■ Task statement
Please copy out every line of the data below, keeping each one identical to the original.

(Data listing)
<<<<

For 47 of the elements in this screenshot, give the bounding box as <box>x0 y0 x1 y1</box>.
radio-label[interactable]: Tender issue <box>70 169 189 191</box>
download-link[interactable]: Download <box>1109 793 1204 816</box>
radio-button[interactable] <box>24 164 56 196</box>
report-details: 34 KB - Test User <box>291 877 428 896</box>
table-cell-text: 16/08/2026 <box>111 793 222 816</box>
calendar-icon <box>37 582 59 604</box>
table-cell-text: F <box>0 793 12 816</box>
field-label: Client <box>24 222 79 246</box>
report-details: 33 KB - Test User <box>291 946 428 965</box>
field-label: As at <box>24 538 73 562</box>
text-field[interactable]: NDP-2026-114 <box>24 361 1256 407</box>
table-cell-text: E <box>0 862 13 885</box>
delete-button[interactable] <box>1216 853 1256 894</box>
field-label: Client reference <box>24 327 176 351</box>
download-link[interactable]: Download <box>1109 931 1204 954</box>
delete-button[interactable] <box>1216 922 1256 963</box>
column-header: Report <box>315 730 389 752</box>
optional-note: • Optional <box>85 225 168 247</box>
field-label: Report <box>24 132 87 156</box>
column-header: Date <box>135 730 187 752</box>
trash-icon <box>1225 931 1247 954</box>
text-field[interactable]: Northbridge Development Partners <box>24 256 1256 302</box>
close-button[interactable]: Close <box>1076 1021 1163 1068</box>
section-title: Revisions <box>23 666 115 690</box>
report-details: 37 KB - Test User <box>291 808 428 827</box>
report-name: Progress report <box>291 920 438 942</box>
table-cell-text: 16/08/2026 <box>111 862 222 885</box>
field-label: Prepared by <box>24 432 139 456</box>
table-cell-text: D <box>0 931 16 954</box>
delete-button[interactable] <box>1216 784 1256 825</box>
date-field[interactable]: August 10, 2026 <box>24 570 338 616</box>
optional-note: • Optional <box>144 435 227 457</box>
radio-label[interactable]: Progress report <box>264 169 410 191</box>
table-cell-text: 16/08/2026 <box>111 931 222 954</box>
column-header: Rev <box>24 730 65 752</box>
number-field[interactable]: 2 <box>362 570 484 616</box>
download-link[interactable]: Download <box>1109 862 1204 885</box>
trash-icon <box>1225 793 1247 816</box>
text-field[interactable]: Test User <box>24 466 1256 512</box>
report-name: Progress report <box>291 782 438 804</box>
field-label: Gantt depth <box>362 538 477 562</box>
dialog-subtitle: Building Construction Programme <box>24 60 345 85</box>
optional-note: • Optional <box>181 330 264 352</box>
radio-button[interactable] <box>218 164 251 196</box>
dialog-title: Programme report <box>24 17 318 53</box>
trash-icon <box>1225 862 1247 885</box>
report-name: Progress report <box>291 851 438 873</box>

>>>>

■ Task output
For 47 of the elements in this screenshot, give the bounding box as <box>x0 y0 x1 y1</box>.
radio-label[interactable]: Tender issue <box>70 169 189 191</box>
download-link[interactable]: Download <box>1109 793 1204 816</box>
radio-button[interactable] <box>24 164 56 196</box>
report-details: 34 KB - Test User <box>291 877 428 896</box>
table-cell-text: 16/08/2026 <box>111 793 222 816</box>
calendar-icon <box>37 582 59 604</box>
table-cell-text: F <box>0 793 12 816</box>
field-label: Client <box>24 222 79 246</box>
report-details: 33 KB - Test User <box>291 946 428 965</box>
field-label: As at <box>24 538 73 562</box>
text-field[interactable]: NDP-2026-114 <box>24 361 1256 407</box>
table-cell-text: E <box>0 862 13 885</box>
delete-button[interactable] <box>1216 853 1256 894</box>
field-label: Client reference <box>24 327 176 351</box>
download-link[interactable]: Download <box>1109 931 1204 954</box>
delete-button[interactable] <box>1216 922 1256 963</box>
column-header: Report <box>315 730 389 752</box>
optional-note: • Optional <box>85 225 168 247</box>
field-label: Report <box>24 132 87 156</box>
column-header: Date <box>135 730 187 752</box>
trash-icon <box>1225 931 1247 954</box>
text-field[interactable]: Northbridge Development Partners <box>24 256 1256 302</box>
close-button[interactable]: Close <box>1076 1021 1163 1068</box>
section-title: Revisions <box>23 666 115 690</box>
report-details: 37 KB - Test User <box>291 808 428 827</box>
report-name: Progress report <box>291 920 438 942</box>
table-cell-text: 16/08/2026 <box>111 862 222 885</box>
field-label: Prepared by <box>24 432 139 456</box>
table-cell-text: D <box>0 931 16 954</box>
delete-button[interactable] <box>1216 784 1256 825</box>
date-field[interactable]: August 10, 2026 <box>24 570 338 616</box>
optional-note: • Optional <box>144 435 227 457</box>
radio-label[interactable]: Progress report <box>264 169 410 191</box>
table-cell-text: 16/08/2026 <box>111 931 222 954</box>
column-header: Rev <box>24 730 65 752</box>
number-field[interactable]: 2 <box>362 570 484 616</box>
download-link[interactable]: Download <box>1109 862 1204 885</box>
trash-icon <box>1225 793 1247 816</box>
text-field[interactable]: Test User <box>24 466 1256 512</box>
report-name: Progress report <box>291 782 438 804</box>
field-label: Gantt depth <box>362 538 477 562</box>
dialog-subtitle: Building Construction Programme <box>24 60 345 85</box>
optional-note: • Optional <box>181 330 264 352</box>
radio-button[interactable] <box>218 164 251 196</box>
dialog-title: Programme report <box>24 17 318 53</box>
trash-icon <box>1225 862 1247 885</box>
report-name: Progress report <box>291 851 438 873</box>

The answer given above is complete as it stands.